# [Directions for this task]
Nothing should be left out: output all of the entries exactly.

============

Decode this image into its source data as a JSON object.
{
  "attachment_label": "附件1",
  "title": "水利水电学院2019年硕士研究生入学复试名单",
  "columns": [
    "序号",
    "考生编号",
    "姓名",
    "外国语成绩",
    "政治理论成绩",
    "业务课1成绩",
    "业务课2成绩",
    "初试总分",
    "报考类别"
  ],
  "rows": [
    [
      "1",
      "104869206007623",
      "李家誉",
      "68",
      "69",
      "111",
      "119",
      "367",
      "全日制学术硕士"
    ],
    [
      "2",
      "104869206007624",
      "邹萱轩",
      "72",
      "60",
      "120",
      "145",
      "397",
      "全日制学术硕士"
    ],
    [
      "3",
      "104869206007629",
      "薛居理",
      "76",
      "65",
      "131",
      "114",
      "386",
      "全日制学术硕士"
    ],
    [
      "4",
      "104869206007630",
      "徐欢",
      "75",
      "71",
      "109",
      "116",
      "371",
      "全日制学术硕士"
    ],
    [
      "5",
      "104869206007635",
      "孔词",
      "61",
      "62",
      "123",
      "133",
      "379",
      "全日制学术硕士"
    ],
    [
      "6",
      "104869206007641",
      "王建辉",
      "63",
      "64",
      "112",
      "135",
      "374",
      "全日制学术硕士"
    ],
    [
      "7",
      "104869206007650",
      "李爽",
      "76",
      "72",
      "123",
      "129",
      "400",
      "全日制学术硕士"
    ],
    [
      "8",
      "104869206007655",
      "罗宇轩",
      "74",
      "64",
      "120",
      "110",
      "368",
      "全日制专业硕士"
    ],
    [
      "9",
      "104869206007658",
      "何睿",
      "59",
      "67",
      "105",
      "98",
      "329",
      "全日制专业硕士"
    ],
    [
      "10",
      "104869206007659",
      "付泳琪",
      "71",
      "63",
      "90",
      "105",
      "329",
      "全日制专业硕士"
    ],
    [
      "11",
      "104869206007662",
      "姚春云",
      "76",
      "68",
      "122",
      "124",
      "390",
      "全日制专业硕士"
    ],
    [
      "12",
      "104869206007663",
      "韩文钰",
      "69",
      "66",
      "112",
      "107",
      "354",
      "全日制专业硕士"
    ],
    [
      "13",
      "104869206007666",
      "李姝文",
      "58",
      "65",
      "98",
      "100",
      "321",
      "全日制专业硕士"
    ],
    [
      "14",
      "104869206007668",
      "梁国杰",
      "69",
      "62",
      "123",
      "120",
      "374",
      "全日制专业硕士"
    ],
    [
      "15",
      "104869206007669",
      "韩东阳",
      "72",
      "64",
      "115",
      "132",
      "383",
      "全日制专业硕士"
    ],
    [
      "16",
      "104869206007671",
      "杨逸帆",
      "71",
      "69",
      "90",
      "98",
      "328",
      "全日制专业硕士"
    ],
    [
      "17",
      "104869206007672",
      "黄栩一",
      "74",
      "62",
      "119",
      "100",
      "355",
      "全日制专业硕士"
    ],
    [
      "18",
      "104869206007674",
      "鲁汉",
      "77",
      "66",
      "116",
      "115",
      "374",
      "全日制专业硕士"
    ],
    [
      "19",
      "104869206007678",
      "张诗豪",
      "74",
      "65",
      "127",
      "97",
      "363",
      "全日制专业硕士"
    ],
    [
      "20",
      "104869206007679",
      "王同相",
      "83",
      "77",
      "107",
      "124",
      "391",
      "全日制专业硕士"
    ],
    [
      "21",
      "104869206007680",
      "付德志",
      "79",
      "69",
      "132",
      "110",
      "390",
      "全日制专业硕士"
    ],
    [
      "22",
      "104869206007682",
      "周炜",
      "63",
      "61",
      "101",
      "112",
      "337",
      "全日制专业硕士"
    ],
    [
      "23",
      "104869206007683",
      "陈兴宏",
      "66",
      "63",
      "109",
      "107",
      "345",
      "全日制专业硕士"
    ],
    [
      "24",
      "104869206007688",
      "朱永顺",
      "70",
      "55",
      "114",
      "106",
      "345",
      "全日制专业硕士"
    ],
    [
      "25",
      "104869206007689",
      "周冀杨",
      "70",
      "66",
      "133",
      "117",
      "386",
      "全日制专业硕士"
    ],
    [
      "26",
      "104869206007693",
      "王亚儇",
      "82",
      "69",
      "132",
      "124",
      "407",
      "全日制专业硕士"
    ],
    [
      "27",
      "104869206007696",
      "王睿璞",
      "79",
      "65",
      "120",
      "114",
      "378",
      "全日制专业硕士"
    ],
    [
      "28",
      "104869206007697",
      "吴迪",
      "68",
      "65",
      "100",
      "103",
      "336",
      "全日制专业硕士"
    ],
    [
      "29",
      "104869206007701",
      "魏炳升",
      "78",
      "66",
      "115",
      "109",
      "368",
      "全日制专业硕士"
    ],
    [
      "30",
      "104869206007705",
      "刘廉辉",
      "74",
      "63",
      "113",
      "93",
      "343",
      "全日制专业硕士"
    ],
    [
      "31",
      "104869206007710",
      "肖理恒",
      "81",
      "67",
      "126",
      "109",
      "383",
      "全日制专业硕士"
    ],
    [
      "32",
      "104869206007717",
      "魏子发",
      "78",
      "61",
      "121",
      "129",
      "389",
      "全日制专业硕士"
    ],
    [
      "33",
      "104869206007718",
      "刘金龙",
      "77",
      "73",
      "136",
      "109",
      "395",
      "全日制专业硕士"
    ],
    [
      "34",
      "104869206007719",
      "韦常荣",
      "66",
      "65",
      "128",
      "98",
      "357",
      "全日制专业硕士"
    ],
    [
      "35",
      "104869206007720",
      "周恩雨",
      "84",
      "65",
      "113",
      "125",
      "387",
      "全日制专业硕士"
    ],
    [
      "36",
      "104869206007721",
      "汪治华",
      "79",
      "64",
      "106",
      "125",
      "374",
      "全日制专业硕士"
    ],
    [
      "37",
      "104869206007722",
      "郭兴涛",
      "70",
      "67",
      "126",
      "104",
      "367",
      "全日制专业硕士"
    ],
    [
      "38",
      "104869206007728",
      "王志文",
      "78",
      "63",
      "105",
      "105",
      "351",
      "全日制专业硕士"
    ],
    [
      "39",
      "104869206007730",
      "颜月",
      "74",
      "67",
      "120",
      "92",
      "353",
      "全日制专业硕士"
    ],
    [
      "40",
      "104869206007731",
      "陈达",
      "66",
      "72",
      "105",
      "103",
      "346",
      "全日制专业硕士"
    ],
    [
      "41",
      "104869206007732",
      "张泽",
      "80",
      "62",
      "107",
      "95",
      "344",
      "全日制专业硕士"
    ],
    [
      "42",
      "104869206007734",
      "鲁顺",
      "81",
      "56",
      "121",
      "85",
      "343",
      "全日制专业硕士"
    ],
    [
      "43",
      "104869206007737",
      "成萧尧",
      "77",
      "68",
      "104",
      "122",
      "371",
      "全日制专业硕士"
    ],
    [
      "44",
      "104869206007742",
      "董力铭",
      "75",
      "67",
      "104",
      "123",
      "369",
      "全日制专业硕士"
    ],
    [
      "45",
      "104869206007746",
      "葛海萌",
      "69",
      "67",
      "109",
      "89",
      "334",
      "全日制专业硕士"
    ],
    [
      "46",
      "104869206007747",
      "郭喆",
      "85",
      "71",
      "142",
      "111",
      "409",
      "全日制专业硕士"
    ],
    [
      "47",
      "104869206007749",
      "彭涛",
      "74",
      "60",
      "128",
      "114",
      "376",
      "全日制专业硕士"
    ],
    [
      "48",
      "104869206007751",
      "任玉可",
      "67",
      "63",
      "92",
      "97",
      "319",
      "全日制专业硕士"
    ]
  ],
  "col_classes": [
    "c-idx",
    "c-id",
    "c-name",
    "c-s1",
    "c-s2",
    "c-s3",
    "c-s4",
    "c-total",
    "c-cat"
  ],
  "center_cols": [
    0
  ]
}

============

# [Written response]
Decode this image into its source data as a JSON object.
{
  "attachment_label": "附件1",
  "title": "水利水电学院2019年硕士研究生入学复试名单",
  "columns": [
    "序号",
    "考生编号",
    "姓名",
    "外国语成绩",
    "政治理论成绩",
    "业务课1成绩",
    "业务课2成绩",
    "初试总分",
    "报考类别"
  ],
  "rows": [
    [
      "1",
      "104869206007623",
      "李家誉",
      "68",
      "69",
      "111",
      "119",
      "367",
      "全日制学术硕士"
    ],
    [
      "2",
      "104869206007624",
      "邹萱轩",
      "72",
      "60",
      "120",
      "145",
      "397",
      "全日制学术硕士"
    ],
    [
      "3",
      "104869206007629",
      "薛居理",
      "76",
      "65",
      "131",
      "114",
      "386",
      "全日制学术硕士"
    ],
    [
      "4",
      "104869206007630",
      "徐欢",
      "75",
      "71",
      "109",
      "116",
      "371",
      "全日制学术硕士"
    ],
    [
      "5",
      "104869206007635",
      "孔词",
      "61",
      "62",
      "123",
      "133",
      "379",
      "全日制学术硕士"
    ],
    [
      "6",
      "104869206007641",
      "王建辉",
      "63",
      "64",
      "112",
      "135",
      "374",
      "全日制学术硕士"
    ],
    [
      "7",
      "104869206007650",
      "李爽",
      "76",
      "72",
      "123",
      "129",
      "400",
      "全日制学术硕士"
    ],
    [
      "8",
      "104869206007655",
      "罗宇轩",
      "74",
      "64",
      "120",
      "110",
      "368",
      "全日制专业硕士"
    ],
    [
      "9",
      "104869206007658",
      "何睿",
      "59",
      "67",
      "105",
      "98",
      "329",
      "全日制专业硕士"
    ],
    [
      "10",
      "104869206007659",
      "付泳琪",
      "71",
      "63",
      "90",
      "105",
      "329",
      "全日制专业硕士"
    ],
    [
      "11",
      "104869206007662",
      "姚春云",
      "76",
      "68",
      "122",
      "124",
      "390",
      "全日制专业硕士"
    ],
    [
      "12",
      "104869206007663",
      "韩文钰",
      "69",
      "66",
      "112",
      "107",
      "354",
      "全日制专业硕士"
    ],
    [
      "13",
      "104869206007666",
      "李姝文",
      "58",
      "65",
      "98",
      "100",
      "321",
      "全日制专业硕士"
    ],
    [
      "14",
      "104869206007668",
      "梁国杰",
      "69",
      "62",
      "123",
      "120",
      "374",
      "全日制专业硕士"
    ],
    [
      "15",
      "104869206007669",
      "韩东阳",
      "72",
      "64",
      "115",
      "132",
      "383",
      "全日制专业硕士"
    ],
    [
      "16",
      "104869206007671",
      "杨逸帆",
      "71",
      "69",
      "90",
      "98",
      "328",
      "全日制专业硕士"
    ],
    [
      "17",
      "104869206007672",
      "黄栩一",
      "74",
      "62",
      "119",
      "100",
      "355",
      "全日制专业硕士"
    ],
    [
      "18",
      "104869206007674",
      "鲁汉",
      "77",
      "66",
      "116",
      "115",
      "374",
      "全日制专业硕士"
    ],
    [
      "19",
      "104869206007678",
      "张诗豪",
      "74",
      "65",
      "127",
      "97",
      "363",
      "全日制专业硕士"
    ],
    [
      "20",
      "104869206007679",
      "王同相",
      "83",
      "77",
      "107",
      "124",
      "391",
      "全日制专业硕士"
    ],
    [
      "21",
      "104869206007680",
      "付德志",
      "79",
      "69",
      "132",
      "110",
      "390",
      "全日制专业硕士"
    ],
    [
      "22",
      "104869206007682",
      "周炜",
      "63",
      "61",
      "101",
      "112",
      "337",
      "全日制专业硕士"
    ],
    [
      "23",
      "104869206007683",
      "陈兴宏",
      "66",
      "63",
      "109",
      "107",
      "345",
      "全日制专业硕士"
    ],
    [
      "24",
      "104869206007688",
      "朱永顺",
      "70",
      "55",
      "114",
      "106",
      "345",
      "全日制专业硕士"
    ],
    [
      "25",
      "104869206007689",
      "周冀杨",
      "70",
      "66",
      "133",
      "117",
      "386",
      "全日制专业硕士"
    ],
    [
      "26",
      "104869206007693",
      "王亚儇",
      "82",
      "69",
      "132",
      "124",
      "407",
      "全日制专业硕士"
    ],
    [
      "27",
      "104869206007696",
      "王睿璞",
      "79",
      "65",
      "120",
      "114",
      "378",
      "全日制专业硕士"
    ],
    [
      "28",
      "104869206007697",
      "吴迪",
      "68",
      "65",
      "100",
      "103",
      "336",
      "全日制专业硕士"
    ],
    [
      "29",
      "104869206007701",
      "魏炳升",
      "78",
      "66",
      "115",
      "109",
      "368",
      "全日制专业硕士"
    ],
    [
      "30",
      "104869206007705",
      "刘廉辉",
      "74",
      "63",
      "113",
      "93",
      "343",
      "全日制专业硕士"
    ],
    [
      "31",
      "104869206007710",
      "肖理恒",
      "81",
      "67",
      "126",
      "109",
      "383",
      "全日制专业硕士"
    ],
    [
      "32",
      "104869206007717",
      "魏子发",
      "78",
      "61",
      "121",
      "129",
      "389",
      "全日制专业硕士"
    ],
    [
      "33",
      "104869206007718",
      "刘金龙",
      "77",
      "73",
      "136",
      "109",
      "395",
      "全日制专业硕士"
    ],
    [
      "34",
      "104869206007719",
      "韦常荣",
      "66",
      "65",
      "128",
      "98",
      "357",
      "全日制专业硕士"
    ],
    [
      "35",
      "104869206007720",
      "周恩雨",
      "84",
      "65",
      "113",
      "125",
      "387",
      "全日制专业硕士"
    ],
    [
      "36",
      "104869206007721",
      "汪治华",
      "79",
      "64",
      "106",
      "125",
      "374",
      "全日制专业硕士"
    ],
    [
      "37",
      "104869206007722",
      "郭兴涛",
      "70",
      "67",
      "126",
      "104",
      "367",
      "全日制专业硕士"
    ],
    [
      "38",
      "104869206007728",
      "王志文",
      "78",
      "63",
      "105",
      "105",
      "351",
      "全日制专业硕士"
    ],
    [
      "39",
      "104869206007730",
      "颜月",
      "74",
      "67",
      "120",
      "92",
      "353",
      "全日制专业硕士"
    ],
    [
      "40",
      "104869206007731",
      "陈达",
      "66",
      "72",
      "105",
      "103",
      "346",
      "全日制专业硕士"
    ],
    [
      "41",
      "104869206007732",
      "张泽",
      "80",
      "62",
      "107",
      "95",
      "344",
      "全日制专业硕士"
    ],
    [
      "42",
      "104869206007734",
      "鲁顺",
      "81",
      "56",
      "121",
      "85",
      "343",
      "全日制专业硕士"
    ],
    [
      "43",
      "104869206007737",
      "成萧尧",
      "77",
      "68",
      "104",
      "122",
      "371",
      "全日制专业硕士"
    ],
    [
      "44",
      "104869206007742",
      "董力铭",
      "75",
      "67",
      "104",
      "123",
      "369",
      "全日制专业硕士"
    ],
    [
      "45",
      "104869206007746",
      "葛海萌",
      "69",
      "67",
      "109",
      "89",
      "334",
      "全日制专业硕士"
    ],
    [
      "46",
      "104869206007747",
      "郭喆",
      "85",
      "71",
      "142",
      "111",
      "409",
      "全日制专业硕士"
    ],
    [
      "47",
      "104869206007749",
      "彭涛",
      "74",
      "60",
      "128",
      "114",
      "376",
      "全日制专业硕士"
    ],
    [
      "48",
      "104869206007751",
      "任玉可",
      "67",
      "63",
      "92",
      "97",
      "319",
      "全日制专业硕士"
    ]
  ],
  "col_classes": [
    "c-idx",
    "c-id",
    "c-name",
    "c-s1",
    "c-s2",
    "c-s3",
    "c-s4",
    "c-total",
    "c-cat"
  ],
  "center_cols": [
    0
  ]
}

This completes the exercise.